Stated problem:
Take the entries below and reproduce them word for word.

Records to use:

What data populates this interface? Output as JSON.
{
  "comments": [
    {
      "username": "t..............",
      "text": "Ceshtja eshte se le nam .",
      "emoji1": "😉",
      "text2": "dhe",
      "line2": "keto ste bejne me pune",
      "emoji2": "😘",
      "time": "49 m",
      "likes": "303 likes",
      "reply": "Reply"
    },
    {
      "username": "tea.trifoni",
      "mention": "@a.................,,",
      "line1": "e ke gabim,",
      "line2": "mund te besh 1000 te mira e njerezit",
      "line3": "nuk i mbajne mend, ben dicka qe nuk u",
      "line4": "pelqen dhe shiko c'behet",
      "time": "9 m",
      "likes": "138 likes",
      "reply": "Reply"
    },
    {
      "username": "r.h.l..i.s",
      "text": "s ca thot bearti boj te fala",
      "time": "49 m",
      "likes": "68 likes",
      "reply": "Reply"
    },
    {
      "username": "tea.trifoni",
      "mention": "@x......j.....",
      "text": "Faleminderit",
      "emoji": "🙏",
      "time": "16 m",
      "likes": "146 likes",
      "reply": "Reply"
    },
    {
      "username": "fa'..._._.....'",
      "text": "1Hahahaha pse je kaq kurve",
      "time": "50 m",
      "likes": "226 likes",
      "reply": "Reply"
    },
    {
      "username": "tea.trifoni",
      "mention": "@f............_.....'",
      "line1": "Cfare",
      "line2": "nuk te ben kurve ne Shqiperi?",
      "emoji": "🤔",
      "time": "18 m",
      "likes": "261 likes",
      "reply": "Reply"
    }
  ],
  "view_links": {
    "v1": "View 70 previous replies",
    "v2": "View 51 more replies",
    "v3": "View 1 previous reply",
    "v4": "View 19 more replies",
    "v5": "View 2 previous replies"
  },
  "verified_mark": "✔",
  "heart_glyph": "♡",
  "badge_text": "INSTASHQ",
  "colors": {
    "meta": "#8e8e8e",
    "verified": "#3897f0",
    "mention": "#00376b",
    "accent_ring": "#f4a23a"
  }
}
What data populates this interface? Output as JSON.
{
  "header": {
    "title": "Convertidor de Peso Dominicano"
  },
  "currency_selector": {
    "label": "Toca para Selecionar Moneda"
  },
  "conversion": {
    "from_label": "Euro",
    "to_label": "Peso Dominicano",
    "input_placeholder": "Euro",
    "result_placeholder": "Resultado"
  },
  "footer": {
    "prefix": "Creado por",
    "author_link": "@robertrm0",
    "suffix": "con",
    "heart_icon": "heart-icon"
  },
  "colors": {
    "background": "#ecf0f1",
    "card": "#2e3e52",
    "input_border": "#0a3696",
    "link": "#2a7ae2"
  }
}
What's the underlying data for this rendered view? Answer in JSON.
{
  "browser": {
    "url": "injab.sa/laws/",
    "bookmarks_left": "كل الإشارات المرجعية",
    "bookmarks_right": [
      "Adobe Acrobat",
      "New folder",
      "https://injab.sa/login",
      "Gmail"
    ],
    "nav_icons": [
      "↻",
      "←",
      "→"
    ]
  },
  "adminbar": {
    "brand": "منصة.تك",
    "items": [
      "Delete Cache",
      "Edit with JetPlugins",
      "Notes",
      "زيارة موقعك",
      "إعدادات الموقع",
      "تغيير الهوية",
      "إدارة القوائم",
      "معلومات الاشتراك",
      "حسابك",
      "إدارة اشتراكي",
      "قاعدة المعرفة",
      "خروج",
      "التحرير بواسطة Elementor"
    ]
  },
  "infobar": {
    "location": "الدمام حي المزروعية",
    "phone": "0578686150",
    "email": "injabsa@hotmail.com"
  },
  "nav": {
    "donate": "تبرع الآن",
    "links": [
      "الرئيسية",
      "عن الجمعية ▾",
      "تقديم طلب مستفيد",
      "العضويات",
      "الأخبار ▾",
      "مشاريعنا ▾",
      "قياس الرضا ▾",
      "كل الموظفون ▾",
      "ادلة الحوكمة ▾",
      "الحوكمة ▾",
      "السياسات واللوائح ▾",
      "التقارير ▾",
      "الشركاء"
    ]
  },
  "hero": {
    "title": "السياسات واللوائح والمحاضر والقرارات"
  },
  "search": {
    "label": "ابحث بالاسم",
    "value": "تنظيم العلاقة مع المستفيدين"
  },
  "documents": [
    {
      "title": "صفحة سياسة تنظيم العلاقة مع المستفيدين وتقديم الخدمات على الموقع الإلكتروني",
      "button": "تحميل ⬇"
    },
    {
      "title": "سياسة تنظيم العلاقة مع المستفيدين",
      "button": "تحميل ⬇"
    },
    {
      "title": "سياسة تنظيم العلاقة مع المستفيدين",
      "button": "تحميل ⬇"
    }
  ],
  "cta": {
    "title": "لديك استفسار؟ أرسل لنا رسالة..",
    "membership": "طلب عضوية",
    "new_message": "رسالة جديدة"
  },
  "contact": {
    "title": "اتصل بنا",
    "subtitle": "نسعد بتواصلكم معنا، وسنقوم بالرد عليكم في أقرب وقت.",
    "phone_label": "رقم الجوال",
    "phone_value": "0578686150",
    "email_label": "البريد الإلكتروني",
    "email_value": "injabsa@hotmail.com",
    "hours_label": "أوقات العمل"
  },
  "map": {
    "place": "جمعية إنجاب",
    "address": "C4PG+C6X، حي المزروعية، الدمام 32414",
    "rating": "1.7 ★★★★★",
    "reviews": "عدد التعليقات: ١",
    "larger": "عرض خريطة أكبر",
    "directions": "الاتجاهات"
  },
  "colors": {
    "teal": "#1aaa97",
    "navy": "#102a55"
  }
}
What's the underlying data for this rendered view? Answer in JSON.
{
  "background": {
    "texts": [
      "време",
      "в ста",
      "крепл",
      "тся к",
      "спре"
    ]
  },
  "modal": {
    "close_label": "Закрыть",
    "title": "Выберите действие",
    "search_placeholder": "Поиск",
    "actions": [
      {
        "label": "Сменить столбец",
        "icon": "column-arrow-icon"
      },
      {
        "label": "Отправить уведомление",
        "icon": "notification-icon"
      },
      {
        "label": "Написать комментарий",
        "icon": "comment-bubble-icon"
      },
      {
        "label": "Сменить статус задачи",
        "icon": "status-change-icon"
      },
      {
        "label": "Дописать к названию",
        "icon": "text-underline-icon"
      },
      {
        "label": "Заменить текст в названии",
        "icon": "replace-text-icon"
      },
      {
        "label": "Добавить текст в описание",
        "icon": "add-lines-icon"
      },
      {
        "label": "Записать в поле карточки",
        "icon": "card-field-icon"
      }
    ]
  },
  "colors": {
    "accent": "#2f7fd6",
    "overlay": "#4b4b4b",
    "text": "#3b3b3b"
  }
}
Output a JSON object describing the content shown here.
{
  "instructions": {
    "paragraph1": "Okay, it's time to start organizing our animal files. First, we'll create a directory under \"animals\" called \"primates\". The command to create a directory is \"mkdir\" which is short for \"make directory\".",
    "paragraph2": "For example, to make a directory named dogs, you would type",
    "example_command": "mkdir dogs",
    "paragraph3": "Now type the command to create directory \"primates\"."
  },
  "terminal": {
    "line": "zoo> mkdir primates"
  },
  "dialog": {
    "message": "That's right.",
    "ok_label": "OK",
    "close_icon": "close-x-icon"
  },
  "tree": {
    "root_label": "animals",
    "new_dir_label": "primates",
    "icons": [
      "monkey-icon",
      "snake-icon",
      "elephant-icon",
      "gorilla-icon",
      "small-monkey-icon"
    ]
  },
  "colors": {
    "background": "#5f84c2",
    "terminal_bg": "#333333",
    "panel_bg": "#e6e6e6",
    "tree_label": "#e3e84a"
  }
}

Written answer:
What data populates this interface? Output as JSON.
{
  "comments": [
    {
      "username": "t..............",
      "text": "Ceshtja eshte se le nam .",
      "emoji1": "😉",
      "text2": "dhe",
      "line2": "keto ste bejne me pune",
      "emoji2": "😘",
      "time": "49 m",
      "likes": "303 likes",
      "reply": "Reply"
    },
    {
      "username": "tea.trifoni",
      "mention": "@a.................,,",
      "line1": "e ke gabim,",
      "line2": "mund te besh 1000 te mira e njerezit",
      "line3": "nuk i mbajne mend, ben dicka qe nuk u",
      "line4": "pelqen dhe shiko c'behet",
      "time": "9 m",
      "likes": "138 likes",
      "reply": "Reply"
    },
    {
      "username": "r.h.l..i.s",
      "text": "s ca thot bearti boj te fala",
      "time": "49 m",
      "likes": "68 likes",
      "reply": "Reply"
    },
    {
      "username": "tea.trifoni",
      "mention": "@x......j.....",
      "text": "Faleminderit",
      "emoji": "🙏",
      "time": "16 m",
      "likes": "146 likes",
      "reply": "Reply"
    },
    {
      "username": "fa'..._._.....'",
      "text": "1Hahahaha pse je kaq kurve",
      "time": "50 m",
      "likes": "226 likes",
      "reply": "Reply"
    },
    {
      "username": "tea.trifoni",
      "mention": "@f............_.....'",
      "line1": "Cfare",
      "line2": "nuk te ben kurve ne Shqiperi?",
      "emoji": "🤔",
      "time": "18 m",
      "likes": "261 likes",
      "reply": "Reply"
    }
  ],
  "view_links": {
    "v1": "View 70 previous replies",
    "v2": "View 51 more replies",
    "v3": "View 1 previous reply",
    "v4": "View 19 more replies",
    "v5": "View 2 previous replies"
  },
  "verified_mark": "✔",
  "heart_glyph": "♡",
  "badge_text": "INSTASHQ",
  "colors": {
    "meta": "#8e8e8e",
    "verified": "#3897f0",
    "mention": "#00376b",
    "accent_ring": "#f4a23a"
  }
}
What data populates this interface? Output as JSON.
{
  "header": {
    "title": "Convertidor de Peso Dominicano"
  },
  "currency_selector": {
    "label": "Toca para Selecionar Moneda"
  },
  "conversion": {
    "from_label": "Euro",
    "to_label": "Peso Dominicano",
    "input_placeholder": "Euro",
    "result_placeholder": "Resultado"
  },
  "footer": {
    "prefix": "Creado por",
    "author_link": "@robertrm0",
    "suffix": "con",
    "heart_icon": "heart-icon"
  },
  "colors": {
    "background": "#ecf0f1",
    "card": "#2e3e52",
    "input_border": "#0a3696",
    "link": "#2a7ae2"
  }
}
What's the underlying data for this rendered view? Answer in JSON.
{
  "browser": {
    "url": "injab.sa/laws/",
    "bookmarks_left": "كل الإشارات المرجعية",
    "bookmarks_right": [
      "Adobe Acrobat",
      "New folder",
      "https://injab.sa/login",
      "Gmail"
    ],
    "nav_icons": [
      "↻",
      "←",
      "→"
    ]
  },
  "adminbar": {
    "brand": "منصة.تك",
    "items": [
      "Delete Cache",
      "Edit with JetPlugins",
      "Notes",
      "زيارة موقعك",
      "إعدادات الموقع",
      "تغيير الهوية",
      "إدارة القوائم",
      "معلومات الاشتراك",
      "حسابك",
      "إدارة اشتراكي",
      "قاعدة المعرفة",
      "خروج",
      "التحرير بواسطة Elementor"
    ]
  },
  "infobar": {
    "location": "الدمام حي المزروعية",
    "phone": "0578686150",
    "email": "injabsa@hotmail.com"
  },
  "nav": {
    "donate": "تبرع الآن",
    "links": [
      "الرئيسية",
      "عن الجمعية ▾",
      "تقديم طلب مستفيد",
      "العضويات",
      "الأخبار ▾",
      "مشاريعنا ▾",
      "قياس الرضا ▾",
      "كل الموظفون ▾",
      "ادلة الحوكمة ▾",
      "الحوكمة ▾",
      "السياسات واللوائح ▾",
      "التقارير ▾",
      "الشركاء"
    ]
  },
  "hero": {
    "title": "السياسات واللوائح والمحاضر والقرارات"
  },
  "search": {
    "label": "ابحث بالاسم",
    "value": "تنظيم العلاقة مع المستفيدين"
  },
  "documents": [
    {
      "title": "صفحة سياسة تنظيم العلاقة مع المستفيدين وتقديم الخدمات على الموقع الإلكتروني",
      "button": "تحميل ⬇"
    },
    {
      "title": "سياسة تنظيم العلاقة مع المستفيدين",
      "button": "تحميل ⬇"
    },
    {
      "title": "سياسة تنظيم العلاقة مع المستفيدين",
      "button": "تحميل ⬇"
    }
  ],
  "cta": {
    "title": "لديك استفسار؟ أرسل لنا رسالة..",
    "membership": "طلب عضوية",
    "new_message": "رسالة جديدة"
  },
  "contact": {
    "title": "اتصل بنا",
    "subtitle": "نسعد بتواصلكم معنا، وسنقوم بالرد عليكم في أقرب وقت.",
    "phone_label": "رقم الجوال",
    "phone_value": "0578686150",
    "email_label": "البريد الإلكتروني",
    "email_value": "injabsa@hotmail.com",
    "hours_label": "أوقات العمل"
  },
  "map": {
    "place": "جمعية إنجاب",
    "address": "C4PG+C6X، حي المزروعية، الدمام 32414",
    "rating": "1.7 ★★★★★",
    "reviews": "عدد التعليقات: ١",
    "larger": "عرض خريطة أكبر",
    "directions": "الاتجاهات"
  },
  "colors": {
    "teal": "#1aaa97",
    "navy": "#102a55"
  }
}
What's the underlying data for this rendered view? Answer in JSON.
{
  "background": {
    "texts": [
      "време",
      "в ста",
      "крепл",
      "тся к",
      "спре"
    ]
  },
  "modal": {
    "close_label": "Закрыть",
    "title": "Выберите действие",
    "search_placeholder": "Поиск",
    "actions": [
      {
        "label": "Сменить столбец",
        "icon": "column-arrow-icon"
      },
      {
        "label": "Отправить уведомление",
        "icon": "notification-icon"
      },
      {
        "label": "Написать комментарий",
        "icon": "comment-bubble-icon"
      },
      {
        "label": "Сменить статус задачи",
        "icon": "status-change-icon"
      },
      {
        "label": "Дописать к названию",
        "icon": "text-underline-icon"
      },
      {
        "label": "Заменить текст в названии",
        "icon": "replace-text-icon"
      },
      {
        "label": "Добавить текст в описание",
        "icon": "add-lines-icon"
      },
      {
        "label": "Записать в поле карточки",
        "icon": "card-field-icon"
      }
    ]
  },
  "colors": {
    "accent": "#2f7fd6",
    "overlay": "#4b4b4b",
    "text": "#3b3b3b"
  }
}
Output a JSON object describing the content shown here.
{
  "instructions": {
    "paragraph1": "Okay, it's time to start organizing our animal files. First, we'll create a directory under \"animals\" called \"primates\". The command to create a directory is \"mkdir\" which is short for \"make directory\".",
    "paragraph2": "For example, to make a directory named dogs, you would type",
    "example_command": "mkdir dogs",
    "paragraph3": "Now type the command to create directory \"primates\"."
  },
  "terminal": {
    "line": "zoo> mkdir primates"
  },
  "dialog": {
    "message": "That's right.",
    "ok_label": "OK",
    "close_icon": "close-x-icon"
  },
  "tree": {
    "root_label": "animals",
    "new_dir_label": "primates",
    "icons": [
      "monkey-icon",
      "snake-icon",
      "elephant-icon",
      "gorilla-icon",
      "small-monkey-icon"
    ]
  },
  "colors": {
    "background": "#5f84c2",
    "terminal_bg": "#333333",
    "panel_bg": "#e6e6e6",
    "tree_label": "#e3e84a"
  }
}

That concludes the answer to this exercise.